Quoted passage:
------------------------------------------------------------

One way of getting around this issue of authorship, Spahr’s work more generally tells us, is communal writing and a process of refusing an ownership of language. And yet, despite its “wtf”-factor, Response insists on two related but necessarily separate things: that a subject position is required if there is to be some form of witness or testimony, and also that “when terrible things happen they must be witnessed” (“witness: I” 1).

It is this position that Alicia Ostriker takes in her notion of postmodern witness, which I also brought into my discussions of Levertov. Because Spahr lists Rukeyser as one of the poets who has influenced her in my e-mail interview with her, applying Ostriker’s concept of the postmodern witness is especially fitting as Rukeyser’s poetics of feminist witness is crucial to Ostriker’s theory. And yet, Spahr and Ostriker meet only halfway in their views on postmodern witness. They both agree that “for each time and place there may be appropriately new forms of response to the illness whose two feverish sides are private life and public sphere” (Ostriker 35). And, they both seem to argue that a politically engaged contemporary poem (formally experimental or not) cannot be either purely written with a clearly defined speaking-self in mind, or purely opposed to conceptions of self/history/fact. Ostriker makes this much clear when she asks:

But how is resistance to be poetically organized? Obviously not by a poetics purely of the self. The poem must include history. It must contain the news. But a poetics that denies self is also useless; for without a consciousness that desires, suffers and chooses, there is no ethical or political model for the reader. (35)

And, in some sense, they both assert the importance of a present and located self in the poem, which, as I’ve discussed of Ostriker in my Levertov plateaus, is a major feature of her concept of the poetics of postmodern witness. For Ostriker, in a poetics of postmodern witness, “it is crucial that the poet is present and located in the poem. The poet is not simply a phantom manipulator of words but a confused actual person, caught in a world of catastrophe that the poem must somehow both mirror and transcend” (35). Though, it is at this point that the two begin to disagree.

That is, while Ostriker seems to accept the possibility of a “confused actual person” in the text unproblematically, Spahr grapples with it constantly, asserting ultimately that this person in the text and his/her position as one of witness ultimately becomes a stupid question. And, it’s important to notes that Ostriker patently refuses the politics of Language poetry where Spahr holds it very important. Ostriker dismisses the radical political potentials of a Language poetry that disrupts a writing subject, arguing that

Language poetry, notwithstanding the political posturing of its advocates, seems to me politically vacuous not only because of its captious repartee, and its systemic abandonment of the lyric “I,” but because it denies that the morally responsible human subject is even theoretically possible. (35)

In the end, what they can both agree on most clearly is the refusal to keep silent, positing that the only truly apolitical position is one wherein we accept silence in our speech and in our ability to listen, a moment in which “‘our voices are made silent’ / ‘our ears are made deaf’” (“testimony: III” 28-9).

------------------------------------------------------------

Records for this task:
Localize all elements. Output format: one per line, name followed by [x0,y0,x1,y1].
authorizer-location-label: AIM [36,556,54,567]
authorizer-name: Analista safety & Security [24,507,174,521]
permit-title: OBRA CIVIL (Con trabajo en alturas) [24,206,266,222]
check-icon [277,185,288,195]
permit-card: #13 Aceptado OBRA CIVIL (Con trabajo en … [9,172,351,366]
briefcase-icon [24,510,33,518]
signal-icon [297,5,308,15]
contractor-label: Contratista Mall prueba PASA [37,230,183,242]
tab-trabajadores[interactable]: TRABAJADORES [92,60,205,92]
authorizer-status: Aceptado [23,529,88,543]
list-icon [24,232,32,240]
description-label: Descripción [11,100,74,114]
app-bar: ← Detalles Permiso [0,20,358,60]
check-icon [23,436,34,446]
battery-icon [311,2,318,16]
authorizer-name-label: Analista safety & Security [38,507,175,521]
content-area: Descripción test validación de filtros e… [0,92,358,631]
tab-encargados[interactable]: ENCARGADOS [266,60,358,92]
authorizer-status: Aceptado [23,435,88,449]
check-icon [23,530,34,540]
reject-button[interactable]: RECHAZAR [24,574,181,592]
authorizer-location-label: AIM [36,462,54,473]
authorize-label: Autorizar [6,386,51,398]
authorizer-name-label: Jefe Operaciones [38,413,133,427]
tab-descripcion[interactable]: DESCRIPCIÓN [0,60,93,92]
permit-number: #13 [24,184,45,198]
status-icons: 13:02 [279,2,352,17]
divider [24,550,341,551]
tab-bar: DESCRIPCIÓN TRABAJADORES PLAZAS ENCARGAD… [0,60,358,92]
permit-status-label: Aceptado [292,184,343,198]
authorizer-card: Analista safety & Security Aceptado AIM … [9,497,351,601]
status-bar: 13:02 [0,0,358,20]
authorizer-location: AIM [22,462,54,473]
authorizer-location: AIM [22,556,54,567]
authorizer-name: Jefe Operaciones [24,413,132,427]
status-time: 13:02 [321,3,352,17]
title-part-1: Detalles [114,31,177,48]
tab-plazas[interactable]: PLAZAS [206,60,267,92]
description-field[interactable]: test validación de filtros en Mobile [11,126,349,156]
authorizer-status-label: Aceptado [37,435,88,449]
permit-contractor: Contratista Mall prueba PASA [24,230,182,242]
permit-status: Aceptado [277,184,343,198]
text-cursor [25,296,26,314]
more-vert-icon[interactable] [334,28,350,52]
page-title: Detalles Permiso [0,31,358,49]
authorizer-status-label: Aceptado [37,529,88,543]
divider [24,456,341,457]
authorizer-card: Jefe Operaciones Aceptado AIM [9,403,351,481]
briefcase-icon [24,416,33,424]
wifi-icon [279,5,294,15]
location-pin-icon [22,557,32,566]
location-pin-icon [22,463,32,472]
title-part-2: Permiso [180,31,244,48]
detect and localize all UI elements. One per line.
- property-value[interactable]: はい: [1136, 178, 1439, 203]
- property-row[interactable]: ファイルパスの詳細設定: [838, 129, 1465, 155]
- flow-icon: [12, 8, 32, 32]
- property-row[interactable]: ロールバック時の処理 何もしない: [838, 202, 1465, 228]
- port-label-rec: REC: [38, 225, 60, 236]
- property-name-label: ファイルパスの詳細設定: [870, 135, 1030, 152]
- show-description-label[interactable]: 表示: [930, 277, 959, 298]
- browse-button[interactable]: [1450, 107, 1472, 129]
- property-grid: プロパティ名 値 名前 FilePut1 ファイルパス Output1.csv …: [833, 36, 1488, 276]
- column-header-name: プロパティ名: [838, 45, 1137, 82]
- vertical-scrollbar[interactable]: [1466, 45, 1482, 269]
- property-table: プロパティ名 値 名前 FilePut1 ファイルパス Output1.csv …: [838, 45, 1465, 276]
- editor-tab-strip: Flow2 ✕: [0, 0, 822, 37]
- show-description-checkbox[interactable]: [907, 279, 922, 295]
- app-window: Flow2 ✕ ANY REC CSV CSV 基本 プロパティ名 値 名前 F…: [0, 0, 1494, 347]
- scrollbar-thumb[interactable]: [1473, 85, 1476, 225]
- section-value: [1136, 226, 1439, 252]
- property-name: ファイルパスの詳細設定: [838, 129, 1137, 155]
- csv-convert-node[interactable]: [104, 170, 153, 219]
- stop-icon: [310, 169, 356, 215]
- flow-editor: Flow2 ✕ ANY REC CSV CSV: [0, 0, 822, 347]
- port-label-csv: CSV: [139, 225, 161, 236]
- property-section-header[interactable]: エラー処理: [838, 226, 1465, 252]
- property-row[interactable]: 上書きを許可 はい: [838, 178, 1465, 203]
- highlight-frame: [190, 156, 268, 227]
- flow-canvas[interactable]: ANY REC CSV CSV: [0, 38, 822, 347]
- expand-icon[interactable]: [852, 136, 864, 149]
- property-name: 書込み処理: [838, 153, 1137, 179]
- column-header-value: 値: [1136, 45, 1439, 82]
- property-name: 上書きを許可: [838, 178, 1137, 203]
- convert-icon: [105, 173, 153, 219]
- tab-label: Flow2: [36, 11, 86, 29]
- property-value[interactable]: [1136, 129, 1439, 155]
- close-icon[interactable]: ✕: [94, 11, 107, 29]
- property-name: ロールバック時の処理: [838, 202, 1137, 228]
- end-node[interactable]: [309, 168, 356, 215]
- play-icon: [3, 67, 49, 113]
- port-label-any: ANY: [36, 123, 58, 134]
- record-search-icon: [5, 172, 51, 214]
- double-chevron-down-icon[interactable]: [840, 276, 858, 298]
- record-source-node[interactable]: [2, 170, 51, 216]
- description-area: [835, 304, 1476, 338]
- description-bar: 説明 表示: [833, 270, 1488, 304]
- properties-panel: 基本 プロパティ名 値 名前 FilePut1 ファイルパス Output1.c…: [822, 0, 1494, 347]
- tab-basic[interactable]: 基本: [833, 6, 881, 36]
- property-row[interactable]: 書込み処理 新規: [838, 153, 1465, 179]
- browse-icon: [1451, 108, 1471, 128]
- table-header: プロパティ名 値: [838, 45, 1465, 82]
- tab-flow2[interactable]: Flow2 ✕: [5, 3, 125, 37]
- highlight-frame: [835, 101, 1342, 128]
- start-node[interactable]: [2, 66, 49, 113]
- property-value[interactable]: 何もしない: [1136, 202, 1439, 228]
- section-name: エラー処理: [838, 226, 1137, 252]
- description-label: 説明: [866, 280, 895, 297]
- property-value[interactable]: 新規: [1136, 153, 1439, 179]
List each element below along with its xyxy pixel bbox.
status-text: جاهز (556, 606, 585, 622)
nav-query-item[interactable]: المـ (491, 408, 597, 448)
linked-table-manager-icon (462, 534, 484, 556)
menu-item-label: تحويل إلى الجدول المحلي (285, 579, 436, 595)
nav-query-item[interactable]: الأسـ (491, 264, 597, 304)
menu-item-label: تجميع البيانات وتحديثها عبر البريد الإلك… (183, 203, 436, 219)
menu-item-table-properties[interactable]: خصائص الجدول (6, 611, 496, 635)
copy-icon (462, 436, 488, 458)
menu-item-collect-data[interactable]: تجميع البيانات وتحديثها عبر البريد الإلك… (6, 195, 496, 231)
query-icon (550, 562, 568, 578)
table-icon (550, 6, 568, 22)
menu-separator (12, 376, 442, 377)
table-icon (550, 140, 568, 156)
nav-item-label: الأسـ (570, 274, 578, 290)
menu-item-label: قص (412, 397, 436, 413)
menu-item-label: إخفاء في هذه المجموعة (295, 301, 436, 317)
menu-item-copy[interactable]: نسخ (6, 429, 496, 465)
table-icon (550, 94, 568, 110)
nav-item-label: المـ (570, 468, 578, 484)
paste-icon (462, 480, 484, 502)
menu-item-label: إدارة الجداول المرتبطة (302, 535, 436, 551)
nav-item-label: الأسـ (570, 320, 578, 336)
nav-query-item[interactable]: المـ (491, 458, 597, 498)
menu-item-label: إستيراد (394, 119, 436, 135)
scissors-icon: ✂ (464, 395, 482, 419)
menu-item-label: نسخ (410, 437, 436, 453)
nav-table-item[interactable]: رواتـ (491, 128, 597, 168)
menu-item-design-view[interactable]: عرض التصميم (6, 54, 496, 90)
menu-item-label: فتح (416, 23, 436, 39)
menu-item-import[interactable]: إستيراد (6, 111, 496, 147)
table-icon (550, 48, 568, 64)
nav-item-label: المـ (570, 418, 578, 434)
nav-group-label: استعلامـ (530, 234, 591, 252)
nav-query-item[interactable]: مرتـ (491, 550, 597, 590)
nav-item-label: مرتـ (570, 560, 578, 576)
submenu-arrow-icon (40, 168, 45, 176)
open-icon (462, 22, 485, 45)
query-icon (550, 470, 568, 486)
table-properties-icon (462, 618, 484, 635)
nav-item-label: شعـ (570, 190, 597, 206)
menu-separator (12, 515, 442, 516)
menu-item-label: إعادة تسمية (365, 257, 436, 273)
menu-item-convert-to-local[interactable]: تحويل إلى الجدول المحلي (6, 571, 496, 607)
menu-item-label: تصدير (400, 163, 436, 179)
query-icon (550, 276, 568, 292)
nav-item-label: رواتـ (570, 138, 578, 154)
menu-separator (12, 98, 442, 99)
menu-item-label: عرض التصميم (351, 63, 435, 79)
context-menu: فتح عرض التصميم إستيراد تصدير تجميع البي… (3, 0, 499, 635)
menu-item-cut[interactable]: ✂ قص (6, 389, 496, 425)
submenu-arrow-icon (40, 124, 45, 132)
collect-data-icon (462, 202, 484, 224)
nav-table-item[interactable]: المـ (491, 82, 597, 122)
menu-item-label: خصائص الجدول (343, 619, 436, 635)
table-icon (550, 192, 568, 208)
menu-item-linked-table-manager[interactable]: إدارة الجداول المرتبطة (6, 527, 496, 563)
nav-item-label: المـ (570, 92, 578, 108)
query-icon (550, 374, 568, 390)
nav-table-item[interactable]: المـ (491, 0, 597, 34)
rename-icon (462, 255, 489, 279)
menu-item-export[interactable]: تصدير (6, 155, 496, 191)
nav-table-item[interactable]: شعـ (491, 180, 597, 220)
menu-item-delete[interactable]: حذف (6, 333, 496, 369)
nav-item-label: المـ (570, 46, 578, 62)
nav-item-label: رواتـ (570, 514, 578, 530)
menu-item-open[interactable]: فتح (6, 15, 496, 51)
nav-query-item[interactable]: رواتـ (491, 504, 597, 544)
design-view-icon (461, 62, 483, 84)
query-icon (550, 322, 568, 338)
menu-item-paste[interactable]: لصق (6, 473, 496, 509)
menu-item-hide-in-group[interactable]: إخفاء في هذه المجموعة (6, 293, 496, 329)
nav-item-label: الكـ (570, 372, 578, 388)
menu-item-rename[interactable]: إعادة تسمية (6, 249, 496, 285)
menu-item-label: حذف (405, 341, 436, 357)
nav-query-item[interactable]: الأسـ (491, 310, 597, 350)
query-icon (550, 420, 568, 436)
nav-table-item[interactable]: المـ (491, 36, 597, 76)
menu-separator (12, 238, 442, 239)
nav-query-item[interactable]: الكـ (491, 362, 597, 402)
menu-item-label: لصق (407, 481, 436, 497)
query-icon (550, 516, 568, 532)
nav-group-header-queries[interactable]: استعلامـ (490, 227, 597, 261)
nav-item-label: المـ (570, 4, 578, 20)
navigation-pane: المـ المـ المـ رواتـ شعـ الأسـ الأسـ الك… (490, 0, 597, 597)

------------------------------------------------------------

Things to do:
a – In the passage on Spahr and Ostriker, which poet does Spahr name as an influence in the e-mail interview?
b – Copy out the rows, starting at the first row and ending at the line that contains "title-part-1: Detalles [114,31,177,48]", with both of those lines included.

Written answers:
a – Rukeyser

b –
Localize all elements. Output format: one per line, name followed by [x0,y0,x1,y1].
authorizer-location-label: AIM [36,556,54,567]
authorizer-name: Analista safety & Security [24,507,174,521]
permit-title: OBRA CIVIL (Con trabajo en alturas) [24,206,266,222]
check-icon [277,185,288,195]
permit-card: #13 Aceptado OBRA CIVIL (Con trabajo en … [9,172,351,366]
briefcase-icon [24,510,33,518]
signal-icon [297,5,308,15]
contractor-label: Contratista Mall prueba PASA [37,230,183,242]
tab-trabajadores[interactable]: TRABAJADORES [92,60,205,92]
authorizer-status: Aceptado [23,529,88,543]
list-icon [24,232,32,240]
description-label: Descripción [11,100,74,114]
app-bar: ← Detalles Permiso [0,20,358,60]
check-icon [23,436,34,446]
battery-icon [311,2,318,16]
authorizer-name-label: Analista safety & Security [38,507,175,521]
content-area: Descripción test validación de filtros e… [0,92,358,631]
tab-encargados[interactable]: ENCARGADOS [266,60,358,92]
authorizer-status: Aceptado [23,435,88,449]
check-icon [23,530,34,540]
reject-button[interactable]: RECHAZAR [24,574,181,592]
authorizer-location-label: AIM [36,462,54,473]
authorize-label: Autorizar [6,386,51,398]
authorizer-name-label: Jefe Operaciones [38,413,133,427]
tab-descripcion[interactable]: DESCRIPCIÓN [0,60,93,92]
permit-number: #13 [24,184,45,198]
status-icons: 13:02 [279,2,352,17]
divider [24,550,341,551]
tab-bar: DESCRIPCIÓN TRABAJADORES PLAZAS ENCARGAD… [0,60,358,92]
permit-status-label: Aceptado [292,184,343,198]
authorizer-card: Analista safety & Security Aceptado AIM … [9,497,351,601]
status-bar: 13:02 [0,0,358,20]
authorizer-location: AIM [22,462,54,473]
authorizer-location: AIM [22,556,54,567]
authorizer-name: Jefe Operaciones [24,413,132,427]
status-time: 13:02 [321,3,352,17]
title-part-1: Detalles [114,31,177,48]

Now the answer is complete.